§ **Short exercise**
Look through the material below. Copy every line with the string "whole" in it.
──────── Source data
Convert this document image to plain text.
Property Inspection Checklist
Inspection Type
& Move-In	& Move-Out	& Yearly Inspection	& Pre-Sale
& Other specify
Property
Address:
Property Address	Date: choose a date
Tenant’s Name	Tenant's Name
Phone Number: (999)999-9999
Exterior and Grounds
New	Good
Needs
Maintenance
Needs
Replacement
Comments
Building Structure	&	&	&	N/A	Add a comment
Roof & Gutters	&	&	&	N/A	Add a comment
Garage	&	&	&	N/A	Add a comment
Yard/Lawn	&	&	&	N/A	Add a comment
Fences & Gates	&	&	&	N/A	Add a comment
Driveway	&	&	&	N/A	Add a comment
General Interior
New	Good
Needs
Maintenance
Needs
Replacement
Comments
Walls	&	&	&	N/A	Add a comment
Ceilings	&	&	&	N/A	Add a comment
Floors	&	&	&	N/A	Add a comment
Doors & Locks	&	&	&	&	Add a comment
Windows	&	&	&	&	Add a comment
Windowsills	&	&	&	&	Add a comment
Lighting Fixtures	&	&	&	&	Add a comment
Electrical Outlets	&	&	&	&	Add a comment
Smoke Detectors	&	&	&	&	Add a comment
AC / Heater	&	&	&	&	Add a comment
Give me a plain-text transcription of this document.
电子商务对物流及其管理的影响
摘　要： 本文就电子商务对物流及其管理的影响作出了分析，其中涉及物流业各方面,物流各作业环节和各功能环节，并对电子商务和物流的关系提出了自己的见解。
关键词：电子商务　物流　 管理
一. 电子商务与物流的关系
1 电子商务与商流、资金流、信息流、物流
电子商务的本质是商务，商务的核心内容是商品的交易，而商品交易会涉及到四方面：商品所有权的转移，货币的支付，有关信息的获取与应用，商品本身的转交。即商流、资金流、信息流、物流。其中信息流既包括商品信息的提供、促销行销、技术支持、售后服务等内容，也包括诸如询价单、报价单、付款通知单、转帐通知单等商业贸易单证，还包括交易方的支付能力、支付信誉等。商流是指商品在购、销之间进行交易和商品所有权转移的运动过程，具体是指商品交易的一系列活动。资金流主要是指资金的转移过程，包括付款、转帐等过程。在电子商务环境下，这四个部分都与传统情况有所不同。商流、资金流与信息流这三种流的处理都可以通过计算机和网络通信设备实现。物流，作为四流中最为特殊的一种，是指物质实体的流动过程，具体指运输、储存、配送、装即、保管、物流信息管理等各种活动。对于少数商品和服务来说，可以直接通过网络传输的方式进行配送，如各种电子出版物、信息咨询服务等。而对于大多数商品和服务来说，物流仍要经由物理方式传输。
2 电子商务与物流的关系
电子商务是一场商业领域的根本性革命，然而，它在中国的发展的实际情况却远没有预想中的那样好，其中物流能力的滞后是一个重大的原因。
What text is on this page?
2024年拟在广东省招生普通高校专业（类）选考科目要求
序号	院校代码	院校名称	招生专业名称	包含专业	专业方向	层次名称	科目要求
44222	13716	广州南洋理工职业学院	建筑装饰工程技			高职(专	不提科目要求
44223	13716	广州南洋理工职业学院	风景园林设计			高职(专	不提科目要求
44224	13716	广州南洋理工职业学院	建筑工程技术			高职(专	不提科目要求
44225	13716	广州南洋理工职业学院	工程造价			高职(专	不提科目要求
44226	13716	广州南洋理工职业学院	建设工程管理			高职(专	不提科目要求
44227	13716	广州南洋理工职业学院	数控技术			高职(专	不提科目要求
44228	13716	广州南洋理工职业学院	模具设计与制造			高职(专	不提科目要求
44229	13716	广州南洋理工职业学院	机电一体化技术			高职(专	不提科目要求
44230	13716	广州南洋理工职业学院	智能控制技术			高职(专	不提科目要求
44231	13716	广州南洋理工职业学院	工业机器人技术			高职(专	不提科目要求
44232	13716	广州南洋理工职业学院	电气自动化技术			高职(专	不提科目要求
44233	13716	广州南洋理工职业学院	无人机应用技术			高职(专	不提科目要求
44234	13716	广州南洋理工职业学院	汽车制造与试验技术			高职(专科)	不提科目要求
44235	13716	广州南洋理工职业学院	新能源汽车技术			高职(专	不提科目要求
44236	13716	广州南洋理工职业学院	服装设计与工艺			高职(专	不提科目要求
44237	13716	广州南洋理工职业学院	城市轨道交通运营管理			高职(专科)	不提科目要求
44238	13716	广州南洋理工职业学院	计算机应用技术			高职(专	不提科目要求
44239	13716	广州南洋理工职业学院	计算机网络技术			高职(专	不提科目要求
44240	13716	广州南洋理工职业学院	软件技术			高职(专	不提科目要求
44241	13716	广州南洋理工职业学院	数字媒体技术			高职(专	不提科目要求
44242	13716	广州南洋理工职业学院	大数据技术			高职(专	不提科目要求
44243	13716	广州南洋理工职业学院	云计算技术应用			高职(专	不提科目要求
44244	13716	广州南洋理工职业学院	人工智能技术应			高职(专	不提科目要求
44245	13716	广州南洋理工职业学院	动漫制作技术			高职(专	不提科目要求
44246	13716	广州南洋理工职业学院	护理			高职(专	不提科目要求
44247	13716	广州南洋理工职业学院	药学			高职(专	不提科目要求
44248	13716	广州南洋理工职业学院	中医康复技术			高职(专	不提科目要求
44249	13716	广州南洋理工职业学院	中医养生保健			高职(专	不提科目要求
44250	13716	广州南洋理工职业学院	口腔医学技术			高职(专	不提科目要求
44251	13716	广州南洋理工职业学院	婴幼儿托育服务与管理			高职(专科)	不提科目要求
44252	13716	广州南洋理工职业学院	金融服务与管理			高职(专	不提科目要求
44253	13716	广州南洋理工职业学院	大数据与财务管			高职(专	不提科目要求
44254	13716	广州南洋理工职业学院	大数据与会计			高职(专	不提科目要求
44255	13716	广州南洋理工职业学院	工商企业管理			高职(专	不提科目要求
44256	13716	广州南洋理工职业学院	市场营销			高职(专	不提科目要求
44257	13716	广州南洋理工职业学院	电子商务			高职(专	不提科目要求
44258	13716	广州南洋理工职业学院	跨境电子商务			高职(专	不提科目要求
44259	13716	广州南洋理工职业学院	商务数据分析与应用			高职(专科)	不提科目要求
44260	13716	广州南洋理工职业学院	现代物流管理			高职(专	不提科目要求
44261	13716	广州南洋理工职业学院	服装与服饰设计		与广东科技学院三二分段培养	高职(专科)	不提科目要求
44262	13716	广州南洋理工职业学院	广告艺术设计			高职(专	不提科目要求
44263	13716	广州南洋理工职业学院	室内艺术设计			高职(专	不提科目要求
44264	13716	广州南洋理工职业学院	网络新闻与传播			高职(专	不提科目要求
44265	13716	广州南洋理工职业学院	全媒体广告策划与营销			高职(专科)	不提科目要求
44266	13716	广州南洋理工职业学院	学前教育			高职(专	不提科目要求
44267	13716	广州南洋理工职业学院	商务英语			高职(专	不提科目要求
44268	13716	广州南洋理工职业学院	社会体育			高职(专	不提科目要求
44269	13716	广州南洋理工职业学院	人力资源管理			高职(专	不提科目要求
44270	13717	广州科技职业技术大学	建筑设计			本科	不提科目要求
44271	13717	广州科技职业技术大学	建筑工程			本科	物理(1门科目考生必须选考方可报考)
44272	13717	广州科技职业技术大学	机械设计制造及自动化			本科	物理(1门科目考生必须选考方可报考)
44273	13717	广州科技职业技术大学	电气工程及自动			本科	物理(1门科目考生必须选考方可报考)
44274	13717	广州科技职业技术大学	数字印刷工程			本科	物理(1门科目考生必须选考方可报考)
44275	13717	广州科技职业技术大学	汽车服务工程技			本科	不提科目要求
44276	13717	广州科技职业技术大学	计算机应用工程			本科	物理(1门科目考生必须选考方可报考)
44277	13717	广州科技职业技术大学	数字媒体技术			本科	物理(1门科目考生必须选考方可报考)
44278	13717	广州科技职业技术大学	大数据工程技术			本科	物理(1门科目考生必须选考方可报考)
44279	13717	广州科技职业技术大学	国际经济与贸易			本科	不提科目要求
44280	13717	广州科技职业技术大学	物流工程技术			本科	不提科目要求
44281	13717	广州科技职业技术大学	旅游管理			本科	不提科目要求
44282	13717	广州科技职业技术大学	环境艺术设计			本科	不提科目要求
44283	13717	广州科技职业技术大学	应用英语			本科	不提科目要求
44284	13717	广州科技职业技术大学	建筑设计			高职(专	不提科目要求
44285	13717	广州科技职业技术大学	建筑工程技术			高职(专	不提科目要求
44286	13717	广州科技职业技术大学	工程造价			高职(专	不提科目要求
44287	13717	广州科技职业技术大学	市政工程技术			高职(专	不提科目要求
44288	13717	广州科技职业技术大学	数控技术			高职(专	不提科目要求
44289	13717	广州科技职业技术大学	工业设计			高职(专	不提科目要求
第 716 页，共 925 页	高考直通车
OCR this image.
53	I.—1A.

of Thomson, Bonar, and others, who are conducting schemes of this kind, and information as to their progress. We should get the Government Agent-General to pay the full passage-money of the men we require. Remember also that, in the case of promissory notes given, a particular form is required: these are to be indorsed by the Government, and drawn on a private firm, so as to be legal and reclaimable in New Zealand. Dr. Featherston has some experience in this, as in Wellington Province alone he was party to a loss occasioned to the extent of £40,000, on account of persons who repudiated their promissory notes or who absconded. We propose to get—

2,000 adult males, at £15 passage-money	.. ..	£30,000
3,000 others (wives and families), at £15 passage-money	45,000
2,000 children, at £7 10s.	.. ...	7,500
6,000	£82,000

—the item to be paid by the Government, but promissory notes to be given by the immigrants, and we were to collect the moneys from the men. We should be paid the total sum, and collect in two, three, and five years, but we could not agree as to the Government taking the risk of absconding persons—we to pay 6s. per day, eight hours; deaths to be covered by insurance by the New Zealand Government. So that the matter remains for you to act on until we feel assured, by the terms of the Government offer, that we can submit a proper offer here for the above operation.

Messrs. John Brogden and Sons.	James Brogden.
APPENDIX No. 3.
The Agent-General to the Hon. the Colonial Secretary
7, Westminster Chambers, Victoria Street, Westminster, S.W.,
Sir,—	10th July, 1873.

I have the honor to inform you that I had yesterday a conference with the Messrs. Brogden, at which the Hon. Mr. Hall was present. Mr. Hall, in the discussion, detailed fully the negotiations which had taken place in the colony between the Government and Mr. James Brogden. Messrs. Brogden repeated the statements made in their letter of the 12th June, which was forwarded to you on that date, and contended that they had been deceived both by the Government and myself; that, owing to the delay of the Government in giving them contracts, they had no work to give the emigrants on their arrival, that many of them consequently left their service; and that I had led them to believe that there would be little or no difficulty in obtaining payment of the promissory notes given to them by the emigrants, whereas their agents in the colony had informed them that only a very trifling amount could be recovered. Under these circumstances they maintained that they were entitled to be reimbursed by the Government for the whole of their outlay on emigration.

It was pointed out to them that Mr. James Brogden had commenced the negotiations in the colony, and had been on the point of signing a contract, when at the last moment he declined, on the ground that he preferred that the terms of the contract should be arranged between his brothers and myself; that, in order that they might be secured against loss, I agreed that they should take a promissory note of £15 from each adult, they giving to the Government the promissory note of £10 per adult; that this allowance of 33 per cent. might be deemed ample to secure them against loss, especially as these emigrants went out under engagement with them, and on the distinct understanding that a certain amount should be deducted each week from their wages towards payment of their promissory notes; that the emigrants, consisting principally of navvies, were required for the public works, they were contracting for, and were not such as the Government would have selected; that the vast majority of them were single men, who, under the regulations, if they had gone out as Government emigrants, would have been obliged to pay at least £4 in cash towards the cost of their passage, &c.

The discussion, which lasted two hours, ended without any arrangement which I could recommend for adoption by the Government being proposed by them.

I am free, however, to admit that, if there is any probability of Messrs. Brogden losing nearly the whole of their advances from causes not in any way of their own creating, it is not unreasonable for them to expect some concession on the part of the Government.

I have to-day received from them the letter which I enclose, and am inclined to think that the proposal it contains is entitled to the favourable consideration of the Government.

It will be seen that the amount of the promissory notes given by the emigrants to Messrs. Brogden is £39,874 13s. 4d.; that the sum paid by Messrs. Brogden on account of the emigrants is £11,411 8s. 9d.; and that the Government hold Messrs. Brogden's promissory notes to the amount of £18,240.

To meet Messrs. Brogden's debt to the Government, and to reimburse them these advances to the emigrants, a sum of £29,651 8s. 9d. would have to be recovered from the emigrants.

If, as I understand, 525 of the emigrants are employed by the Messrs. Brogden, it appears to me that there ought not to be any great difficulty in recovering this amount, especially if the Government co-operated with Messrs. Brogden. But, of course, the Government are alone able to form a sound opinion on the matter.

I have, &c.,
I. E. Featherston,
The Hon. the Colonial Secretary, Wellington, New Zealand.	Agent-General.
────────────────
§ **Written response**
I have the honor to inform you that I had yesterday a conference with the Messrs. Brogden, at which the Hon. Mr. Hall was present. Mr. Hall, in the discussion, detailed fully the negotiations which had taken place in the colony between the Government and Mr. James Brogden. Messrs. Brogden repeated the statements made in their letter of the 12th June, which was forwarded to you on that date, and contended that they had been deceived both by the Government and myself; that, owing to the delay of the Government in giving them contracts, they had no work to give the emigrants on their arrival, that many of them consequently left their service; and that I had led them to believe that there would be little or no difficulty in obtaining payment of the promissory notes given to them by the emigrants, whereas their agents in the colony had informed them that only a very trifling amount could be recovered. Under these circumstances they maintained that they were entitled to be reimbursed by the Government for the whole of their outlay on emigration.
I am free, however, to admit that, if there is any probability of Messrs. Brogden losing nearly the whole of their advances from causes not in any way of their own creating, it is not unreasonable for them to expect some concession on the part of the Government.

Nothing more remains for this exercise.